▶ _Records to process_:
** Start **
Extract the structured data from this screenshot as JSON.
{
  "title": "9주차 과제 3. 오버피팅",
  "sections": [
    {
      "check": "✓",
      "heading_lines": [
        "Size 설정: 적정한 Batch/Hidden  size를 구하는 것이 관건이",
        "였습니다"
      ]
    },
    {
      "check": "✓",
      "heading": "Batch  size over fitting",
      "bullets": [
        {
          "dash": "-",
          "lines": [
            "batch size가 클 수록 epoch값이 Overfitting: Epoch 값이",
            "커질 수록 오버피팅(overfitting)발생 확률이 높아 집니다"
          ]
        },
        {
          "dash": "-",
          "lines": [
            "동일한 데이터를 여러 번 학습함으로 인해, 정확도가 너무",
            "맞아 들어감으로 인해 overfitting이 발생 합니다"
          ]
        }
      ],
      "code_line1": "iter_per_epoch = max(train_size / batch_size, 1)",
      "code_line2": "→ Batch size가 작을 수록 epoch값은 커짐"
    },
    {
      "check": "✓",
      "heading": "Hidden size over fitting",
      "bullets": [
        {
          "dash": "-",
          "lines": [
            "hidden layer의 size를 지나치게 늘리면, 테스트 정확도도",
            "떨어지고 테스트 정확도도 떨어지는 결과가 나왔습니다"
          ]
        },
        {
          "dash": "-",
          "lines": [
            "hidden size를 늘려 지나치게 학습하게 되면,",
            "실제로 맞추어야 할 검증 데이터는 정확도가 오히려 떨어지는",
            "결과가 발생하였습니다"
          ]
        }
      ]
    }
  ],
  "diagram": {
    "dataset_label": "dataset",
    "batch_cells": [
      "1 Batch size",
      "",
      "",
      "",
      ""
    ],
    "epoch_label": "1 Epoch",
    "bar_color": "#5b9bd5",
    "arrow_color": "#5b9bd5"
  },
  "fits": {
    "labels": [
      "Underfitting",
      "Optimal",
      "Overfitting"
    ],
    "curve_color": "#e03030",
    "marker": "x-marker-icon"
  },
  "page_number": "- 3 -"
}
** End **
▶ _Task description_:
Using the records above, pull out each line where the word "오버피팅" occurs.

▶ _Task answer_:
  "title": "9주차 과제 3. 오버피팅",
            "커질 수록 오버피팅(overfitting)발생 확률이 높아 집니다"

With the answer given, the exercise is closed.